● Texto seleccionado:
□ □ □ □ □ □ □

Las inmensas nubes de humo, la inhalación de gases tóxicos y el hollín en las paredes de sus viviendas se han convertido en el pan de cada día de al menos 500 familias de la zona 8 de la colonia Cerro Grande.
Los vecinos afectados denunciaron a EL HERALDO el alto grado de contaminación que hay en la zonas aledañas, debido a la quema de desechos sólidos y tóxicos a inmediaciones del relleno sanitario.
Jorge López, vecino del sector, se quejó del grave problema que representa para los niños la inhalación del humo producto de la quema de llantas y material reciclable en las orillas de la carretera que conduce hacia el departamento de Olancho.
En ese sentido denunció que los pepenadores que se dedican a la extracción de materiales reciclables en la zona son los que están provocando el grave daño a su salud.
“En estos negocios de chatarra se queman llantas, hule, residuos de cables y todo tipo de materiales que generan nubes inmensas de humo”, expresó.
Las consecuencias
Según las múltiples quejas de los vecinos, este humo produce irritación en la vista, en las fosas nasales y en algunos casos hasta la complicación de enfermedades respiratorias.
López manifestó que en la zona los problemas de contaminación han sido recurrentes.
Sin embargo, denunció que en los últimos días el problema ha empeorado, ya que a su juicio cada día hay más negocios de chatarra en las inmediaciones del relleno.
Sadra Menjívar, otra madre de familia afectada, instó a las autoridades de la Alcaldía para que controlen a las empresas consecionarias de la recolección de desechos.
A juicio de Menjívar, no es posible que los camiones recolectores de basura lleguen primero a los negocios de chatarra y luego al relleno.
“El reciclaje de basura es legal, pero lo que no es lícito es que lo hagan en la orilla de la calle, todo lo que ellos queman debería ser adentro del relleno sanitario”, solicitó.
Agregó que en los últimos días la situación es grave, ya que nadie ejerce un control de esta actividad.
“Las paredes están llenas de hollín, y el aseo de la ropa solo se puede hacer en horas de la noche para evitar que el humo y el tile echen a perder las prendas”, se quejó.

□ □ □ □ □ □ □

● Entradas de datos almacenados:
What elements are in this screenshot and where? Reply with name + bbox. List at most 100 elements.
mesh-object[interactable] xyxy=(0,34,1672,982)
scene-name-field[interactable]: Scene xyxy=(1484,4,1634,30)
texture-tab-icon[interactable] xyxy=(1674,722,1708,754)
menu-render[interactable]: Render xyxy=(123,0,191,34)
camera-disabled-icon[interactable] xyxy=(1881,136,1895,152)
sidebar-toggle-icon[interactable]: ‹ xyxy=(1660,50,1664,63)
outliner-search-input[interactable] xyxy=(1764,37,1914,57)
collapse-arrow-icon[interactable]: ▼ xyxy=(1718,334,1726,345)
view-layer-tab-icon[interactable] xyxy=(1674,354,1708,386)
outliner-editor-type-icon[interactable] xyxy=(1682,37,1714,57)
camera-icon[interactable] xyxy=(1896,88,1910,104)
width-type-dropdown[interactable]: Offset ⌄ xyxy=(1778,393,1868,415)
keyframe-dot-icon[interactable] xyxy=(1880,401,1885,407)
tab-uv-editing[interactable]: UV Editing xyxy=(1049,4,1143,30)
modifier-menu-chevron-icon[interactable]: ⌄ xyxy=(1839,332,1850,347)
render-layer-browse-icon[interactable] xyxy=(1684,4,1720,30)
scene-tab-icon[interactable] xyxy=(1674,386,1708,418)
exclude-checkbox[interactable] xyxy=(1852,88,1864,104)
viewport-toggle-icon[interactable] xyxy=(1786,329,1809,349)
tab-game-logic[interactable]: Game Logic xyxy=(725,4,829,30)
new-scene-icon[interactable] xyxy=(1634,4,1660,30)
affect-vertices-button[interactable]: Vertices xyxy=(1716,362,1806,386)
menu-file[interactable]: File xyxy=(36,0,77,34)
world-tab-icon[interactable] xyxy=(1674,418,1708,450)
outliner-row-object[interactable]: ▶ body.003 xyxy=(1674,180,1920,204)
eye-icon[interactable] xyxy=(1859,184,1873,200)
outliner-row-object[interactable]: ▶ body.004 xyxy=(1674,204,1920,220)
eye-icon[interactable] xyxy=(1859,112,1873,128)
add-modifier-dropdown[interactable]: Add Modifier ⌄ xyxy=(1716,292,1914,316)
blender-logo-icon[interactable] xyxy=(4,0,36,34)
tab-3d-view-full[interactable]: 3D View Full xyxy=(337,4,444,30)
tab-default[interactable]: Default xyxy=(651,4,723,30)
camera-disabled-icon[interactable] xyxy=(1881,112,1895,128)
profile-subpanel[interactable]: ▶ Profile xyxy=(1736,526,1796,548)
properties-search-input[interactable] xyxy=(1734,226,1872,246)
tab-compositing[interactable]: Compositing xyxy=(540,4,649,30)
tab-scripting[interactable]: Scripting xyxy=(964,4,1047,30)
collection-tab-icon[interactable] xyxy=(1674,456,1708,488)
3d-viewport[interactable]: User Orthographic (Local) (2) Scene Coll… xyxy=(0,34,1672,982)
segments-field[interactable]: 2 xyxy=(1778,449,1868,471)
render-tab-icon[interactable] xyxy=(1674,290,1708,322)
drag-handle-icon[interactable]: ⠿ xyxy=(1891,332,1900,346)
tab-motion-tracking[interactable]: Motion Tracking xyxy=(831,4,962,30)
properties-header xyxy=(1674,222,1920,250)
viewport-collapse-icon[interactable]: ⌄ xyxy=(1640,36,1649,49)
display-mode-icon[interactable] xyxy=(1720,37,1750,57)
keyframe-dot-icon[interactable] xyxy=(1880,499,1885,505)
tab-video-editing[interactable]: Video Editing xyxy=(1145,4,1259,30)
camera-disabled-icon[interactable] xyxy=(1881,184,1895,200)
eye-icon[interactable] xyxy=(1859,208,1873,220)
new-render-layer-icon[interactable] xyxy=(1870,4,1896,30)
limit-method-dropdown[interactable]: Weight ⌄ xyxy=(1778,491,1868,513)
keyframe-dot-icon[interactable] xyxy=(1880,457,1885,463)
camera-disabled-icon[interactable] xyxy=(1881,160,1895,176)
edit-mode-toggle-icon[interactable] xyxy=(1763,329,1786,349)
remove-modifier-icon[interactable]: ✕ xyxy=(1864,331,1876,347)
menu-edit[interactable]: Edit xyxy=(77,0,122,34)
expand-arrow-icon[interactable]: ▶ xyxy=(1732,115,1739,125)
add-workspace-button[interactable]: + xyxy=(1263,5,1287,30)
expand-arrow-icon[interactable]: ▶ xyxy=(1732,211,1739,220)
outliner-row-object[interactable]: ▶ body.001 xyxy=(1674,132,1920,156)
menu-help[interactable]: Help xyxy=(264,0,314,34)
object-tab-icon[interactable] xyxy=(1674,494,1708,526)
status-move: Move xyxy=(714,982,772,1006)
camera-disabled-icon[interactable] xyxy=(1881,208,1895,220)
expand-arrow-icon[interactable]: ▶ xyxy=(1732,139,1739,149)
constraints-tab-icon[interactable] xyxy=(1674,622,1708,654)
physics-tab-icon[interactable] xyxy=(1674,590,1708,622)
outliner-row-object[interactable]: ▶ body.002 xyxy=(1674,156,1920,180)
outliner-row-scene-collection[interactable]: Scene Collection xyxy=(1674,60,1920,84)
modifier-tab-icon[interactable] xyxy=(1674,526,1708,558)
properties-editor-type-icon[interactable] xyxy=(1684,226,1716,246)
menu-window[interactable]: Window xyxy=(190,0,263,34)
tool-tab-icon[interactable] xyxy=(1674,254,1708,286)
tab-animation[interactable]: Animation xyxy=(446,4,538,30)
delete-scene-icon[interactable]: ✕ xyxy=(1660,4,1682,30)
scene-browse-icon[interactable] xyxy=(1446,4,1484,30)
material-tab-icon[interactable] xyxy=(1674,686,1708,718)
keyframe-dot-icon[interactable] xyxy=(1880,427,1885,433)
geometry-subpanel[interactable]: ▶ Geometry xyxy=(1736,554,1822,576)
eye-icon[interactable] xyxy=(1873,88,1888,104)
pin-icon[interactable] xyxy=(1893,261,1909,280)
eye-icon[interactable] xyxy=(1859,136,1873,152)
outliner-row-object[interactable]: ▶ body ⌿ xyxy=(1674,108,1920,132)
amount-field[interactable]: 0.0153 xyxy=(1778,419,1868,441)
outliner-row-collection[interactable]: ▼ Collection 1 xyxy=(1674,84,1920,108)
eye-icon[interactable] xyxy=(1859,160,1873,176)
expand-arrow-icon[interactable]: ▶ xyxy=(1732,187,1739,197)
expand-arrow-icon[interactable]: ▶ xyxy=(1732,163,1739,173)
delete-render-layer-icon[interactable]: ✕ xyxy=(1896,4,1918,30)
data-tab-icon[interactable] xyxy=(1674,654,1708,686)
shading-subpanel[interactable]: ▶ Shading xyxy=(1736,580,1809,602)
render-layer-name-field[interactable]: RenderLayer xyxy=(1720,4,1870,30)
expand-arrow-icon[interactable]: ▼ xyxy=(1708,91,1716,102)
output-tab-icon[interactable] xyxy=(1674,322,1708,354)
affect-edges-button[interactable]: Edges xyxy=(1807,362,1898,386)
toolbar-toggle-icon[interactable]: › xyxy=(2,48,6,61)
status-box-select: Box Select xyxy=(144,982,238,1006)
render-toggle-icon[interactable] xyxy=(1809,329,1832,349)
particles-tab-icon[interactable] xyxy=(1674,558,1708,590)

□ □ □ □ □ □ □

● Tu objetivo:
Por favor, copia sin cambios del texto sobre el humo en Cerro Grande todo lo que va desde "Sadra Menjívar, otra" hasta "luego al relleno.". Basta con el texto sobre el humo en Cerro Grande; las filas no hacen falta.

● Ejercicio resuelto:
Sadra Menjívar, otra madre de familia afectada, instó a las autoridades de la Alcaldía para que controlen a las empresas consecionarias de la recolección de desechos.
A juicio de Menjívar, no es posible que los camiones recolectores de basura lleguen primero a los negocios de chatarra y luego al relleno.